RECORD LIST:

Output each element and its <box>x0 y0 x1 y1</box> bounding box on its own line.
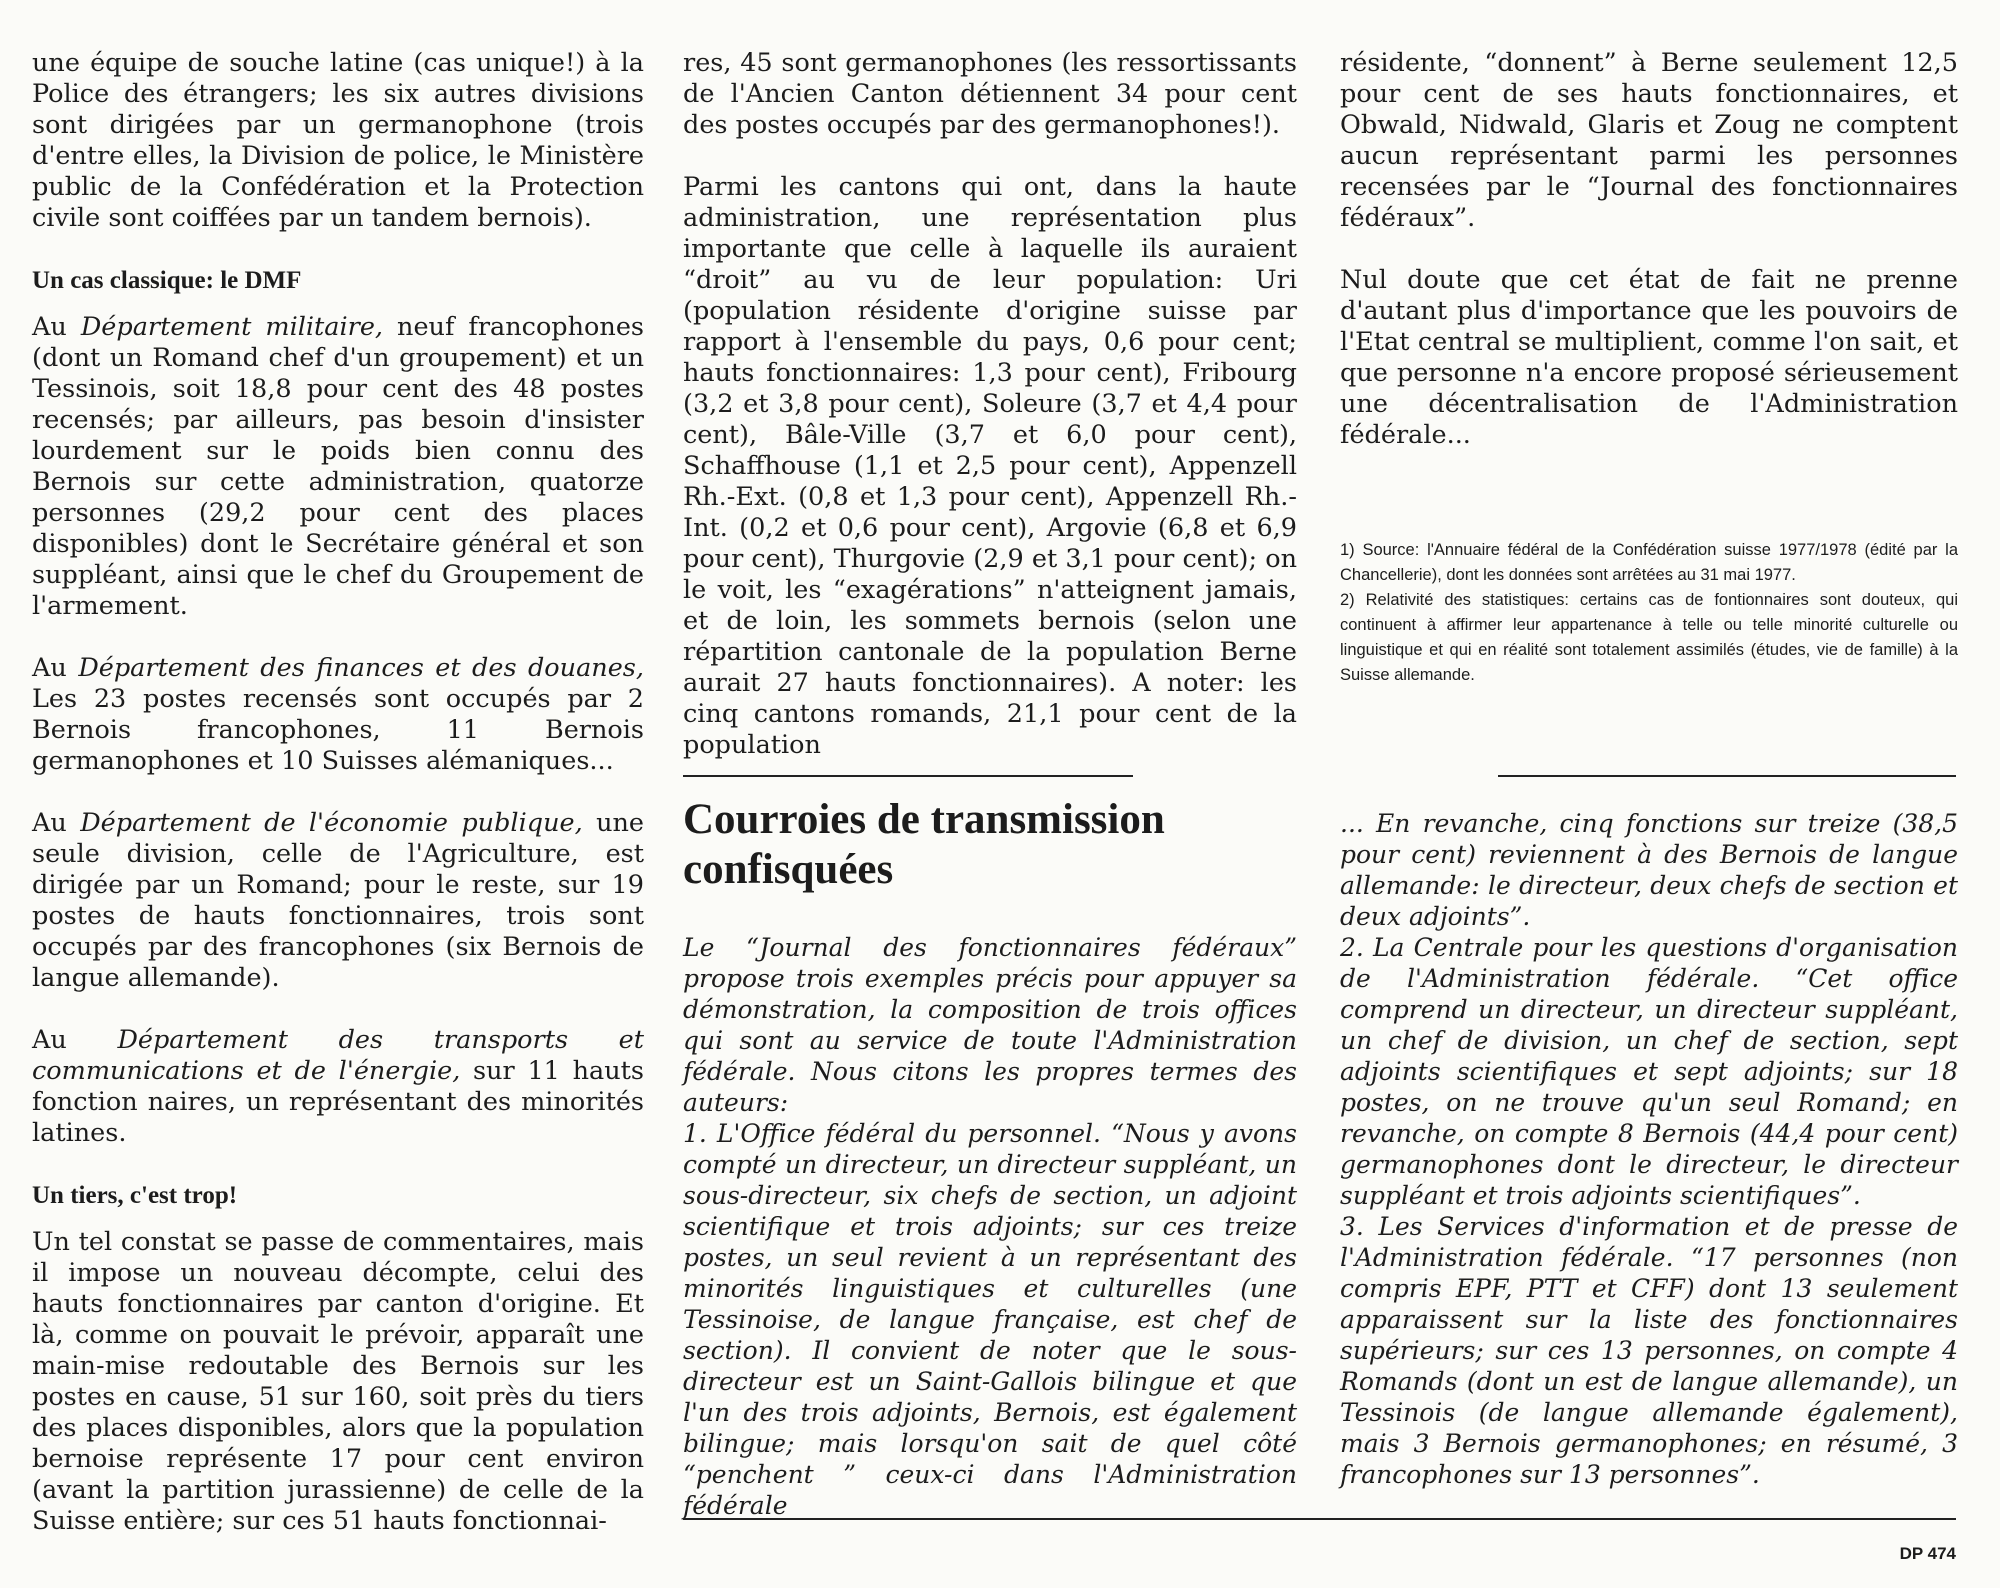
* * *
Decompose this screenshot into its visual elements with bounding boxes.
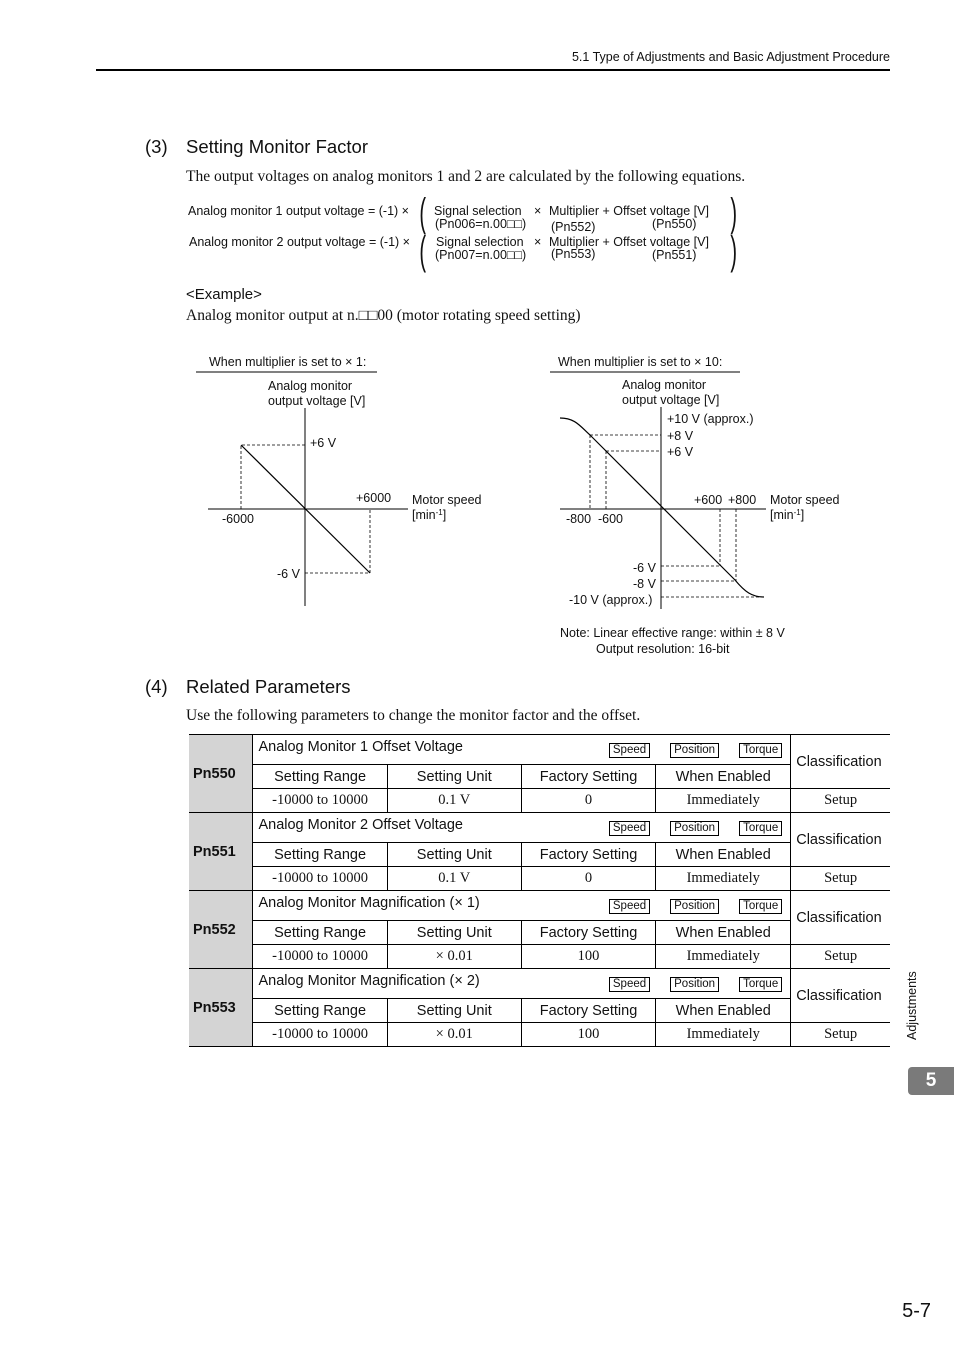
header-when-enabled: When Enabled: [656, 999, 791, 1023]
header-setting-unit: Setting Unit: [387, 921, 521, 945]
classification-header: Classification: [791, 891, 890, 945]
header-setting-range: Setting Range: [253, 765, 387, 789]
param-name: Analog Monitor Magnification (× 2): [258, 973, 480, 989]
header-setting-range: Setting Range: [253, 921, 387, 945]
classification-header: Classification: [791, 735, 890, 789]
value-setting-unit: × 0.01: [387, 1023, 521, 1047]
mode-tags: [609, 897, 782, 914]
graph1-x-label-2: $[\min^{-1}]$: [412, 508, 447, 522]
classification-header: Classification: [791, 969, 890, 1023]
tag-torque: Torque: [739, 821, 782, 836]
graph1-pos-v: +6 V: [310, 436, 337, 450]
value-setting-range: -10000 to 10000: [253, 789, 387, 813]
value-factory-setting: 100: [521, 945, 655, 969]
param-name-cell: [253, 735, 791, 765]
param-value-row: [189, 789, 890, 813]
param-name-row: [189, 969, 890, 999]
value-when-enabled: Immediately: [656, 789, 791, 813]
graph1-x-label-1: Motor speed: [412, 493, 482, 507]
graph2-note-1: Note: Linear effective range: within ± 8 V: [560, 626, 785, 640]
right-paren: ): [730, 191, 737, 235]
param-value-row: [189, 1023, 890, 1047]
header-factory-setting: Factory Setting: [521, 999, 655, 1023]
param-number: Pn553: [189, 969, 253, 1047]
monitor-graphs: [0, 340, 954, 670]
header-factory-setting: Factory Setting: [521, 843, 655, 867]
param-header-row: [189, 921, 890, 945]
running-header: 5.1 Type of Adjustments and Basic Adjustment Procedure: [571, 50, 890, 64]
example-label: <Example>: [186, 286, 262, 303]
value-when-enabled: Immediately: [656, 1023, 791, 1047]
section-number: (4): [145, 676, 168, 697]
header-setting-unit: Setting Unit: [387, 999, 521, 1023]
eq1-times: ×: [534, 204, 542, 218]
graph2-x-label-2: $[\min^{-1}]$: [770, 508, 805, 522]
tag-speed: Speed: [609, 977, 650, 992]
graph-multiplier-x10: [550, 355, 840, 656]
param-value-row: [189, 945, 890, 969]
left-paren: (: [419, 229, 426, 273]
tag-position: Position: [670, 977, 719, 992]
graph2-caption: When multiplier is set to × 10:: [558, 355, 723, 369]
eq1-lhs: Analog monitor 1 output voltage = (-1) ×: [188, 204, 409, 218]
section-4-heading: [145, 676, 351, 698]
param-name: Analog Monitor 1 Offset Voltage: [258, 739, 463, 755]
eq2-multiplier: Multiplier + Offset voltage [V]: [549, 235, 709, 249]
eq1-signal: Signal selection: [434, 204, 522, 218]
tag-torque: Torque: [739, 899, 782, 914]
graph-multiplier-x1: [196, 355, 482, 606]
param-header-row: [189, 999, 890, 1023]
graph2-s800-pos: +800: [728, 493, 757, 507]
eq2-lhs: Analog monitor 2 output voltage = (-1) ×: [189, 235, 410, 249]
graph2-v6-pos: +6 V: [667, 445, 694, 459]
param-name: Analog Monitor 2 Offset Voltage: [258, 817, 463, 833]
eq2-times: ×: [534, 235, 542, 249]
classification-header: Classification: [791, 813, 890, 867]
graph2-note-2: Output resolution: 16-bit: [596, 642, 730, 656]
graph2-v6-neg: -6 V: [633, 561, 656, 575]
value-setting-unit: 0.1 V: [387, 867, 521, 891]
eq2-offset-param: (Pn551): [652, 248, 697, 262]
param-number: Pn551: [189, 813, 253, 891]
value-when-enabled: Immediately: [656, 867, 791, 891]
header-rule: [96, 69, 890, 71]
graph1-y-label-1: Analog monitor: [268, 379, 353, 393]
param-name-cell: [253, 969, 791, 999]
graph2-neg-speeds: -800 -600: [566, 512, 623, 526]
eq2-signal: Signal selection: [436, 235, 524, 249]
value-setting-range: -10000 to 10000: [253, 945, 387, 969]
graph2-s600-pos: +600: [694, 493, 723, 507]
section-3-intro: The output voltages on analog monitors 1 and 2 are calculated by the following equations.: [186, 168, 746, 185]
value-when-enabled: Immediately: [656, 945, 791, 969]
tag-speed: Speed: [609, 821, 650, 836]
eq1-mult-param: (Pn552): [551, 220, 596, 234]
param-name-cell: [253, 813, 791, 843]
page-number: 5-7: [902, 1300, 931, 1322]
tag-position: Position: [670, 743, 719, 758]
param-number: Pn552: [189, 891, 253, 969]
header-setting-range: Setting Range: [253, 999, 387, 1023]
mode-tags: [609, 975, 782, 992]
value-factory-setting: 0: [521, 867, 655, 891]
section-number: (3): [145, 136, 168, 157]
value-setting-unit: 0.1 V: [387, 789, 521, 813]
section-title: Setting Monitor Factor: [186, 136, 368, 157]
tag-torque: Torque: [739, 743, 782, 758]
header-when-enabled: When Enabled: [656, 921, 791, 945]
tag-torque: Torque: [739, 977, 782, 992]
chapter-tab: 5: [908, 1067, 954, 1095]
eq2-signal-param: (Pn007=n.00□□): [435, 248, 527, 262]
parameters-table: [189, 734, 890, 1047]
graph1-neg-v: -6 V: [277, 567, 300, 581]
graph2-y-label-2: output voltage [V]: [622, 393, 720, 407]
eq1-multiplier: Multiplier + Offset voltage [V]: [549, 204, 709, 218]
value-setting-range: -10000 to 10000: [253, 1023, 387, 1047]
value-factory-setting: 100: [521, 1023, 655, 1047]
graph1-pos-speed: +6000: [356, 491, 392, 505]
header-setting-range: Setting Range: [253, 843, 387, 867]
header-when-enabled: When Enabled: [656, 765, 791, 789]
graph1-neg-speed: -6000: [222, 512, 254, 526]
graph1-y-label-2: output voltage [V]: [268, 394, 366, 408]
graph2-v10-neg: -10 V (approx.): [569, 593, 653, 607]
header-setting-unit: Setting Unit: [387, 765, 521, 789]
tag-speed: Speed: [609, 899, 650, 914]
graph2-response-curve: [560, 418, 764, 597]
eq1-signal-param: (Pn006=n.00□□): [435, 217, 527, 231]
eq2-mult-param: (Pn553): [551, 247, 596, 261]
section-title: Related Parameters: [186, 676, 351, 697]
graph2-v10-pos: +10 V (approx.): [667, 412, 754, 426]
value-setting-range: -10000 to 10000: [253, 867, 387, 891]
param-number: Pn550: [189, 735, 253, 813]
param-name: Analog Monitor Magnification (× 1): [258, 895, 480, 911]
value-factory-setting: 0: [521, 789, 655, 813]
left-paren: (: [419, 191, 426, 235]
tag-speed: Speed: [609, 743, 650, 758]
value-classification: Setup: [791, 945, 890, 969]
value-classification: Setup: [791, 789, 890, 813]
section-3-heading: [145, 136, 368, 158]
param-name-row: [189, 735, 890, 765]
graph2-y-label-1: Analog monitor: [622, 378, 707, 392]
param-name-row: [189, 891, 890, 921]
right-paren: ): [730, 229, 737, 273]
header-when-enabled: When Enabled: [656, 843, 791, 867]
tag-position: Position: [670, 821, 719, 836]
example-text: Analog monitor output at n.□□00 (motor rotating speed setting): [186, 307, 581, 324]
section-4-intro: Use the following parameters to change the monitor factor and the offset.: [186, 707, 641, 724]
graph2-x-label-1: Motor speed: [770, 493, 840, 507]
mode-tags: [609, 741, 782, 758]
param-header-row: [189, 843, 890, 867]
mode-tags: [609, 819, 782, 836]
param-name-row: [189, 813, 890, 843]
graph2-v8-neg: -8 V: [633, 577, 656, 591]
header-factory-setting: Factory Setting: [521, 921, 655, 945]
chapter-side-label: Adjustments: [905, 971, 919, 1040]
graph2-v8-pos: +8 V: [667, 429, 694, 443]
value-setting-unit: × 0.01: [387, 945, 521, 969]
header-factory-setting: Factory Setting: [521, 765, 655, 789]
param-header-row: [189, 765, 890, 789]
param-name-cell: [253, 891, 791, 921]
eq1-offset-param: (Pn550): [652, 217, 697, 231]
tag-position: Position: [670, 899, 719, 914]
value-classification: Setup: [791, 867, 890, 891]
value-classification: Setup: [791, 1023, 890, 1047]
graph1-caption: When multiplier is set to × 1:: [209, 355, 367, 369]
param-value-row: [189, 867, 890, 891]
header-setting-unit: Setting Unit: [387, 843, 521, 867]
* * *
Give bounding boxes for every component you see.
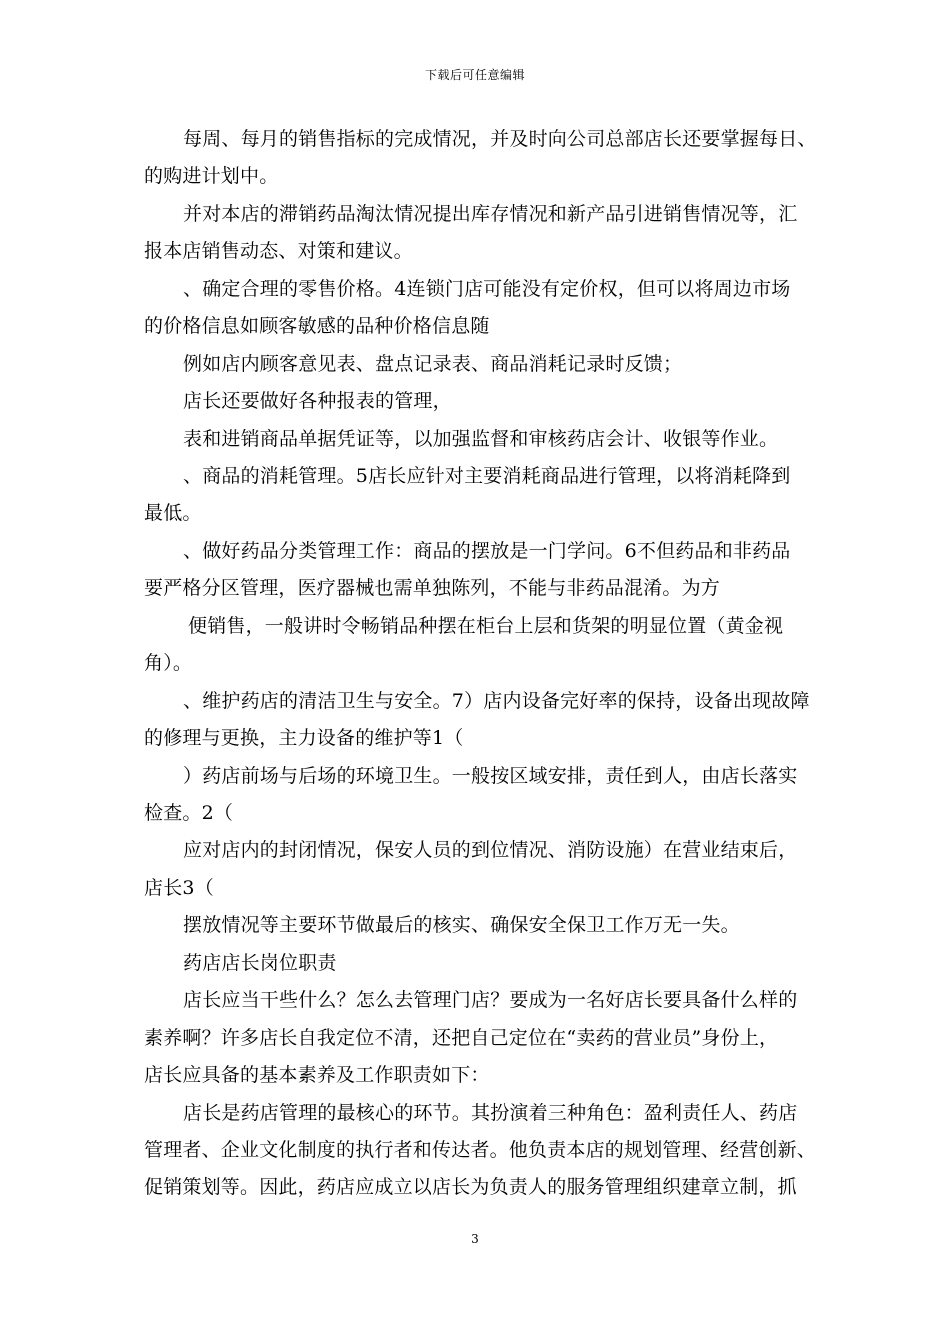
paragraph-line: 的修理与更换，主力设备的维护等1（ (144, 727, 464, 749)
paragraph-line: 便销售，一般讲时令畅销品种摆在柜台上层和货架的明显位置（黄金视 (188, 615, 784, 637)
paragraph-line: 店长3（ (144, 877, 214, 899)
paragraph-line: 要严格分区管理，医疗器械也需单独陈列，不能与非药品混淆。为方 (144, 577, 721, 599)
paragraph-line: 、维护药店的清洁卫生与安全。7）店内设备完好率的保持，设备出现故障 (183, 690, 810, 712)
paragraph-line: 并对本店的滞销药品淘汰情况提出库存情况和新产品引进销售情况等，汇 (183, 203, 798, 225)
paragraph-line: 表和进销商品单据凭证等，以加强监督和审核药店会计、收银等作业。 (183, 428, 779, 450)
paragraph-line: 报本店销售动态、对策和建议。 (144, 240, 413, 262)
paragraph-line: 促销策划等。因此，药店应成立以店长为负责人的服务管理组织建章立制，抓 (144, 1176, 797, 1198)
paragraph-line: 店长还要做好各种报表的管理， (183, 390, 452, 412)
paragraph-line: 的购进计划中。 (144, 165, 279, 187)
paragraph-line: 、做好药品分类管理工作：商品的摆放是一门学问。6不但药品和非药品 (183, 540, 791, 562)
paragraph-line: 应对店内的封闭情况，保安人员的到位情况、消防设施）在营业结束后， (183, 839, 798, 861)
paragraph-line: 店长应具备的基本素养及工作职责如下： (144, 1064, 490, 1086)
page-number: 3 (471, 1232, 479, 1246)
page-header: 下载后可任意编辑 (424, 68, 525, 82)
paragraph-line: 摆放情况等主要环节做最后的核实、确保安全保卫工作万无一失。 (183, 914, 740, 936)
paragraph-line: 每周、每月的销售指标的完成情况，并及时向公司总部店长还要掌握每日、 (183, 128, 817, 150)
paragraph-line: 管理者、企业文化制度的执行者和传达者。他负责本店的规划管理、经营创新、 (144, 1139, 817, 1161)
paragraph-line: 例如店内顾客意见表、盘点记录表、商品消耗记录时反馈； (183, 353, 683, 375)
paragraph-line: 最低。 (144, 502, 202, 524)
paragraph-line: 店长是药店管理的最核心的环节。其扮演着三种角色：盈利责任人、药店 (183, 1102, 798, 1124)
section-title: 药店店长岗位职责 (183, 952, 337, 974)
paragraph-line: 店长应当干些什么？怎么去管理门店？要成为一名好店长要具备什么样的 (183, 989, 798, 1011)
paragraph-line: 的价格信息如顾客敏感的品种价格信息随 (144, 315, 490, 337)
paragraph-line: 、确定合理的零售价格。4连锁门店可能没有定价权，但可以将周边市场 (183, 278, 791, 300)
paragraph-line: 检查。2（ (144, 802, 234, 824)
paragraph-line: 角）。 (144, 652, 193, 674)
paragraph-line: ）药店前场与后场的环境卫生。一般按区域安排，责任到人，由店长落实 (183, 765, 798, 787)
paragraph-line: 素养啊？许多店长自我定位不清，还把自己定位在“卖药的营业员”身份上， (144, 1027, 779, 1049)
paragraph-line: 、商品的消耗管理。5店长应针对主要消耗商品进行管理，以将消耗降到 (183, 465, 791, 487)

WHAT THE TASK REQUIRES: Rewrite the part of the material that opens with the line containing "Decompose this screenshot" and closes with the line containing "value-when-enabled: Immediately: [656, 789, 791, 813]", replacing "Magnification" with "Gain" and leaving every other character as it is. Give only those lines, without the pictures.

ANSWER TO THE EXERCISE:
Decompose this screenshot into its visual elements with bounding boxes.
header-when-enabled: When Enabled: [656, 999, 791, 1023]
header-setting-unit: Setting Unit: [387, 921, 521, 945]
classification-header: Classification: [791, 891, 890, 945]
header-setting-range: Setting Range: [253, 765, 387, 789]
param-name: Analog Monitor Gain (× 2): [258, 973, 480, 989]
header-setting-range: Setting Range: [253, 921, 387, 945]
classification-header: Classification: [791, 735, 890, 789]
value-setting-unit: × 0.01: [387, 1023, 521, 1047]
mode-tags: [609, 897, 782, 914]
graph1-x-label-2: $[\min^{-1}]$: [412, 508, 447, 522]
classification-header: Classification: [791, 969, 890, 1023]
tag-torque: Torque: [739, 821, 782, 836]
graph1-pos-v: +6 V: [310, 436, 337, 450]
value-setting-range: -10000 to 10000: [253, 789, 387, 813]
value-factory-setting: 100: [521, 945, 655, 969]
param-name-cell: [253, 735, 791, 765]
param-value-row: [189, 789, 890, 813]
param-name-row: [189, 969, 890, 999]
value-when-enabled: Immediately: [656, 789, 791, 813]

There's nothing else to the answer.